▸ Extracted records
<<<<

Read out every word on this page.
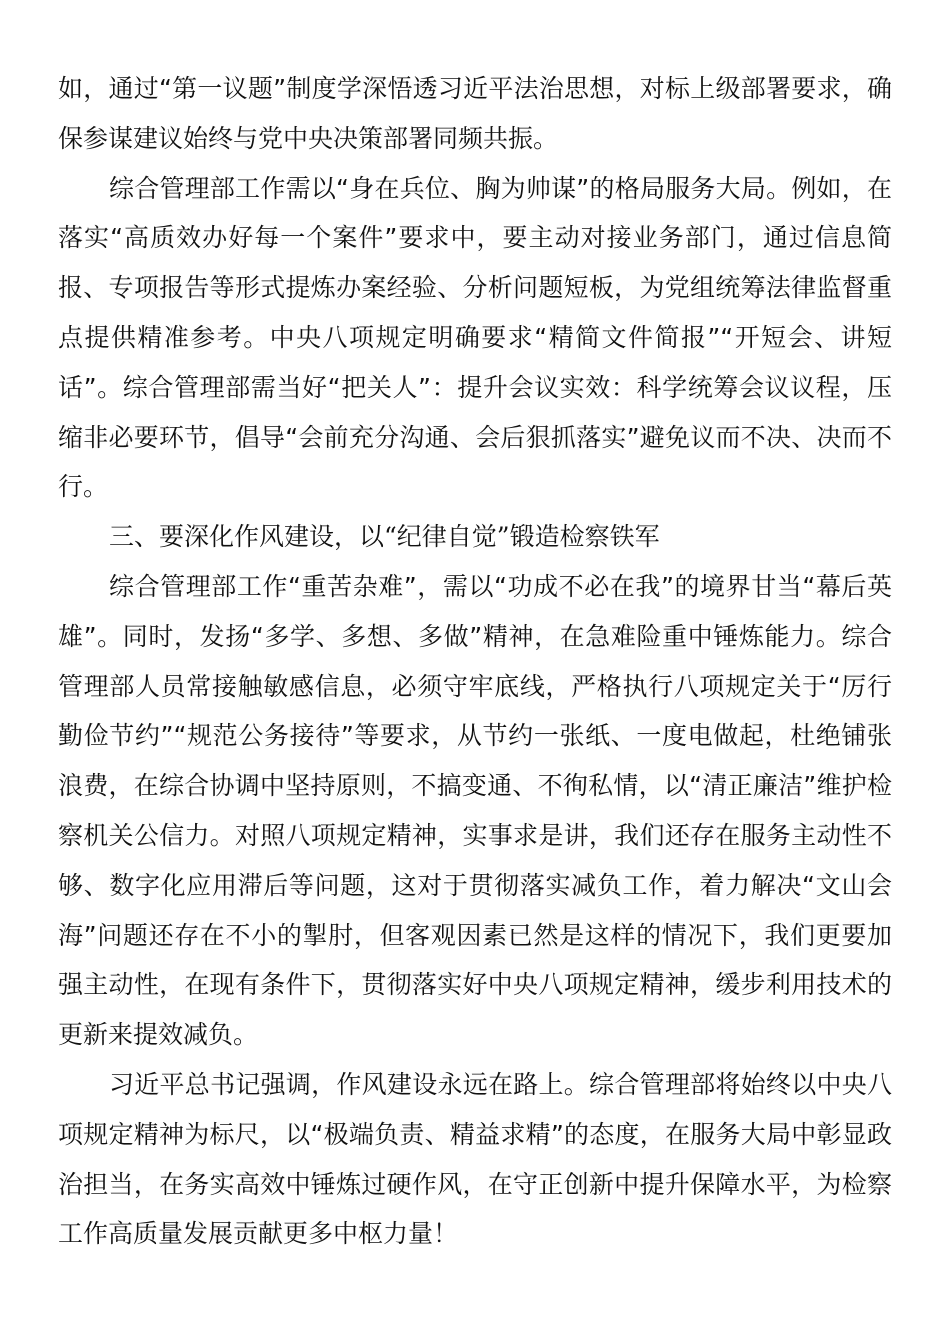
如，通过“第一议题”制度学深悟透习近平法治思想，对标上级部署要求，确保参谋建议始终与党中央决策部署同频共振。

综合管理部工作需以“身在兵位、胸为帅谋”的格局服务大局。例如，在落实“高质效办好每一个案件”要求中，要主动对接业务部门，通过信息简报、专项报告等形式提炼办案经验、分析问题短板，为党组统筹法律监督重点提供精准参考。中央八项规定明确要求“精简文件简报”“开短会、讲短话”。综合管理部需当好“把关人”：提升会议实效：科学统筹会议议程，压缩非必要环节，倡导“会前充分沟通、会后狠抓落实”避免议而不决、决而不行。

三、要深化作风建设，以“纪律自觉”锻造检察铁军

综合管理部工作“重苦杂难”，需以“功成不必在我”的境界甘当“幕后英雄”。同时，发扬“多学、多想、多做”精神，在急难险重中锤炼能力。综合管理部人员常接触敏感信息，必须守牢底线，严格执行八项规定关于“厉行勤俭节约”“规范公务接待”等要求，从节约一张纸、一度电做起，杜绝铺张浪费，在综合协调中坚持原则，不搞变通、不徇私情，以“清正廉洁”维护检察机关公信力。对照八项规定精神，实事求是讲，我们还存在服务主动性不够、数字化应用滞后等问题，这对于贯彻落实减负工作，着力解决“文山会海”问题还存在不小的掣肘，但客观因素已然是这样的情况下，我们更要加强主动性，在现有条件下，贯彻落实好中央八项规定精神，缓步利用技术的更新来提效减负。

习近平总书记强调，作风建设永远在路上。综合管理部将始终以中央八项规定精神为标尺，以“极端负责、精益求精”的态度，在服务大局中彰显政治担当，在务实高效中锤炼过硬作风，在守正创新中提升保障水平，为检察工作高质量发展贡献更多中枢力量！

>>>>
<<<<

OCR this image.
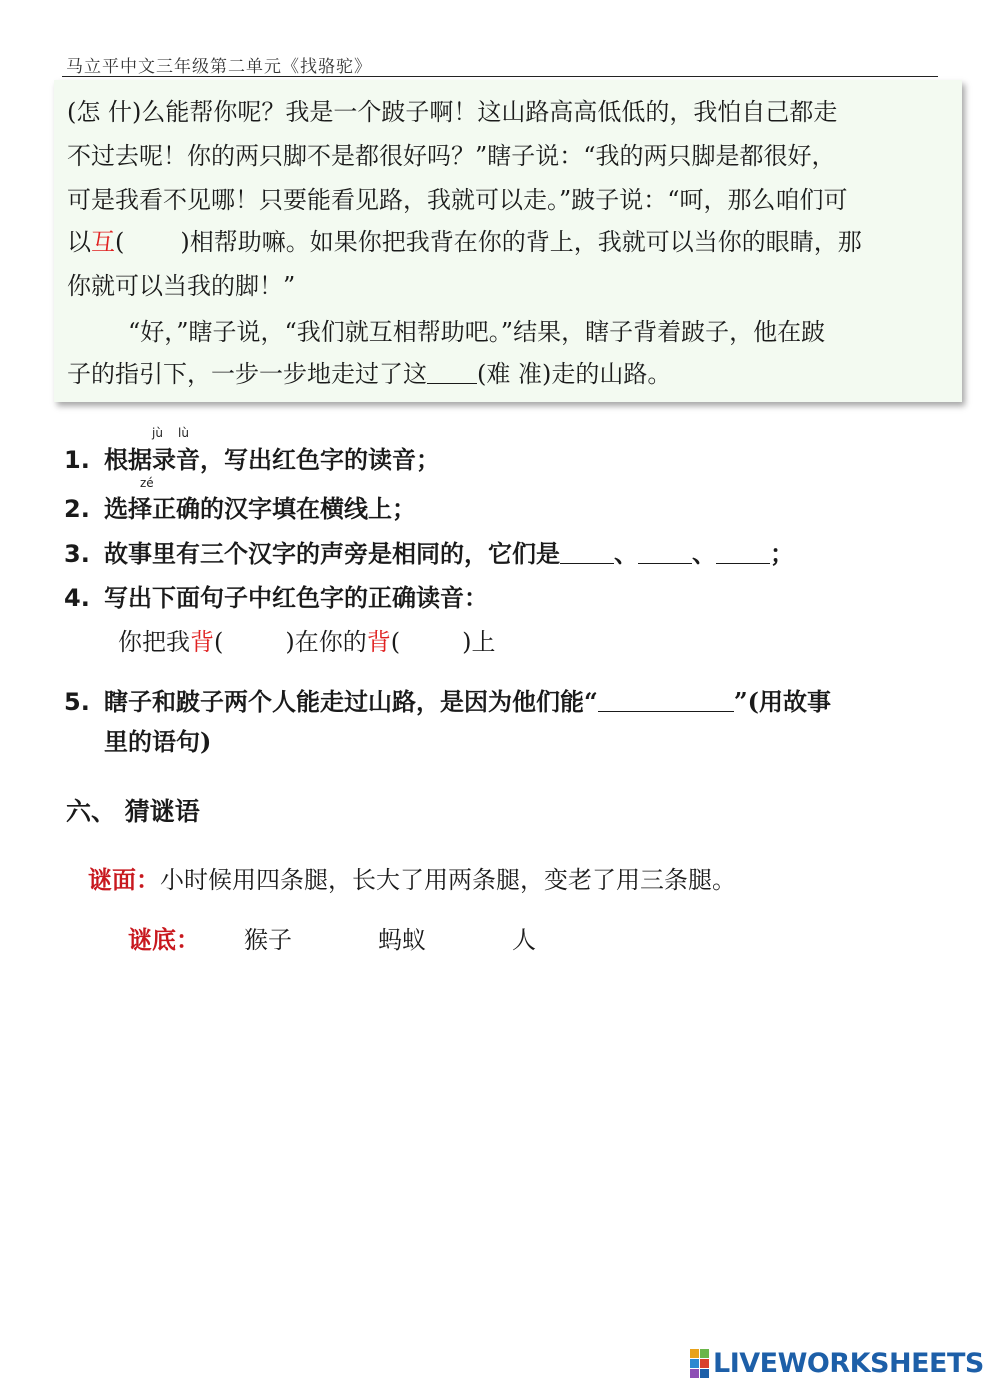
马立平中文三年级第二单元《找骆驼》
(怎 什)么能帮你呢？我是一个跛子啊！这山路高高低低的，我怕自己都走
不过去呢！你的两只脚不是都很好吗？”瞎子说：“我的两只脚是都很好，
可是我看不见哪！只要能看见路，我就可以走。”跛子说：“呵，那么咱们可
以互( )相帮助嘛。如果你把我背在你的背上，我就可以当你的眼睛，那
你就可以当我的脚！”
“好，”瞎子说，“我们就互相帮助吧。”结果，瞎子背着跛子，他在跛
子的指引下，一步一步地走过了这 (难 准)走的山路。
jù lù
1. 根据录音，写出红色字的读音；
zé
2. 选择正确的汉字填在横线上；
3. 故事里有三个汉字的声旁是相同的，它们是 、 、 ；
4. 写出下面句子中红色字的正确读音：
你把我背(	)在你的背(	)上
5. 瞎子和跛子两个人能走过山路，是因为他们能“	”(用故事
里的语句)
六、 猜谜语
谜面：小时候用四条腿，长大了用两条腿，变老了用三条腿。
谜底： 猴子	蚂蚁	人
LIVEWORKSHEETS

>>>>
<<<<

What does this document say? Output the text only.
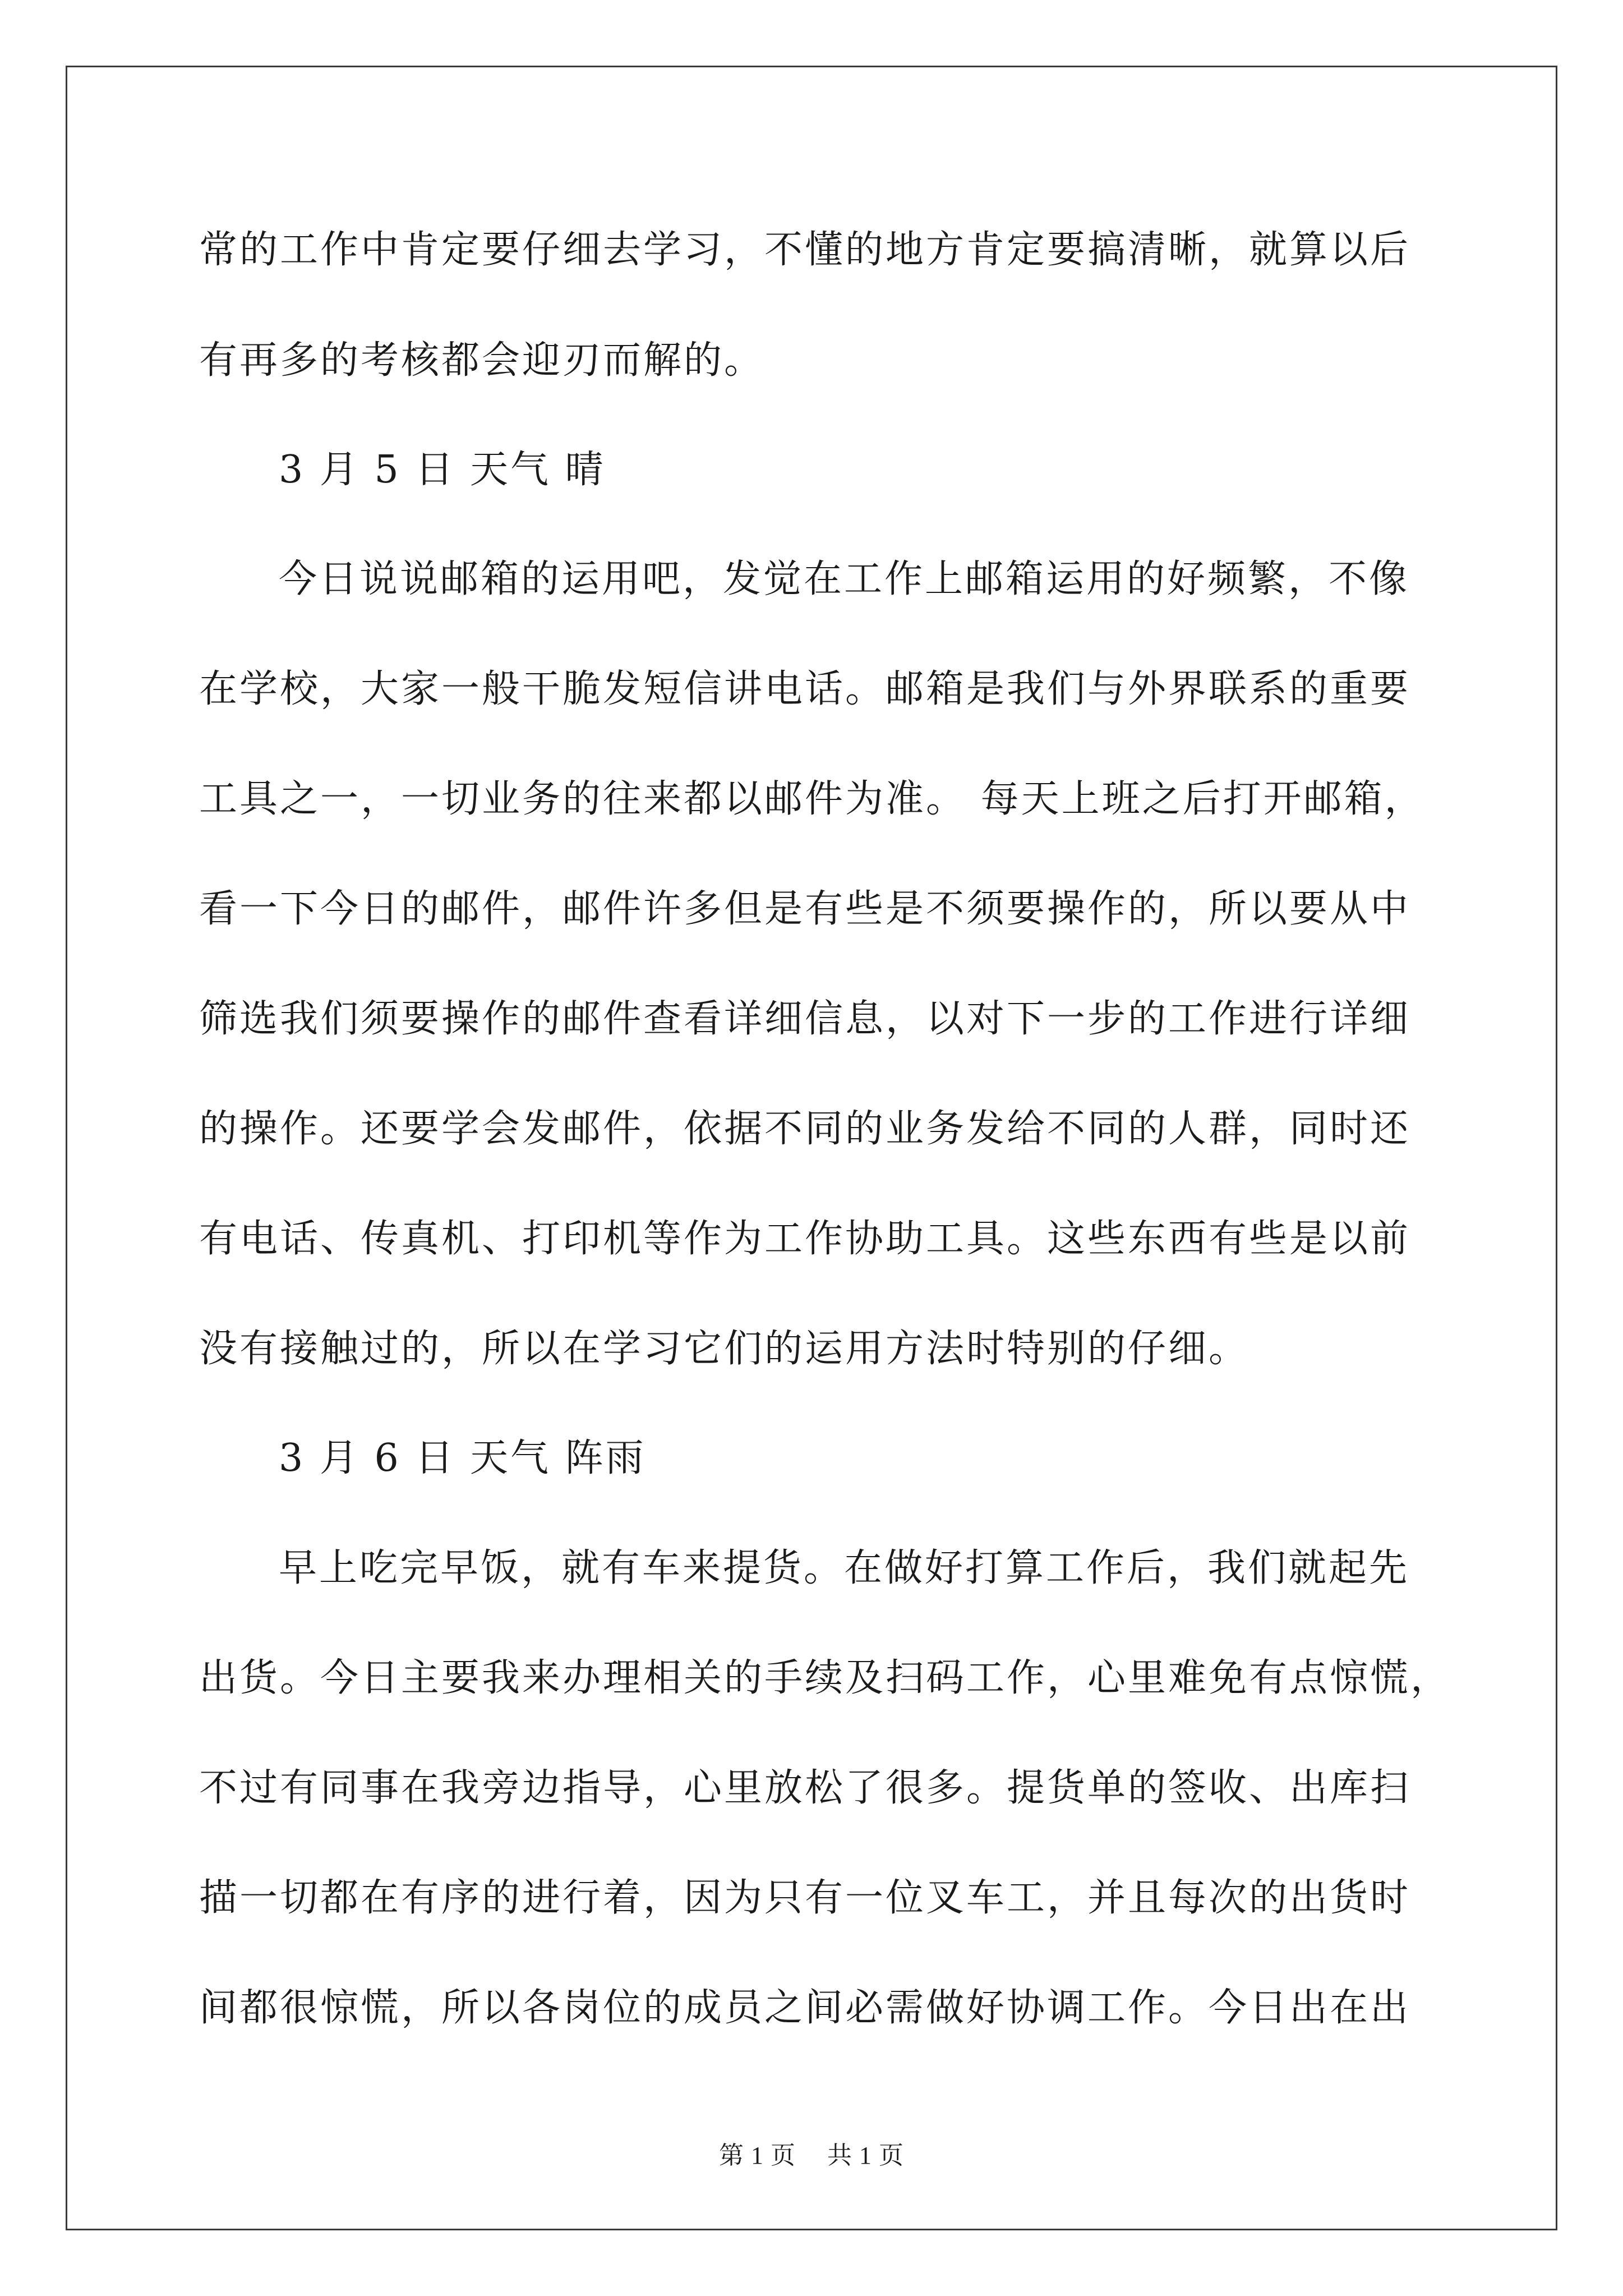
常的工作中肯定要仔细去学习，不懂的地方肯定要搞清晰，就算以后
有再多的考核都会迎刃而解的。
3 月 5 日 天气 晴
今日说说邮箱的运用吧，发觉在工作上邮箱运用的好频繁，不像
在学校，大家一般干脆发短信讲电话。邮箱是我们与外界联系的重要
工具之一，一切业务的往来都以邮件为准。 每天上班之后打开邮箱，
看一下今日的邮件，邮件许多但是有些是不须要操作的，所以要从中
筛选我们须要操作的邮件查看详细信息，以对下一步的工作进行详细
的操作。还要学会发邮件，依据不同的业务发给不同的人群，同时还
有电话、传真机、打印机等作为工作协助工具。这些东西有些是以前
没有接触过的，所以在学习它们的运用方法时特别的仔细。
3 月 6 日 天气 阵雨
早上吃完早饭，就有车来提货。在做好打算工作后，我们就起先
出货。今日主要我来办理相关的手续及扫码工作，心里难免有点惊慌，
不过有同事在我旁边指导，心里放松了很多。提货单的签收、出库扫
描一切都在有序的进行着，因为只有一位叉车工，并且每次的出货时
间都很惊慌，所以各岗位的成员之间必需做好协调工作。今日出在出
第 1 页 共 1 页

>>>>

Using the data above, copy each line that contains "this".

▸ Task answer
Read out every word on this page.
OCR this image.
What does this document say? Output the text only.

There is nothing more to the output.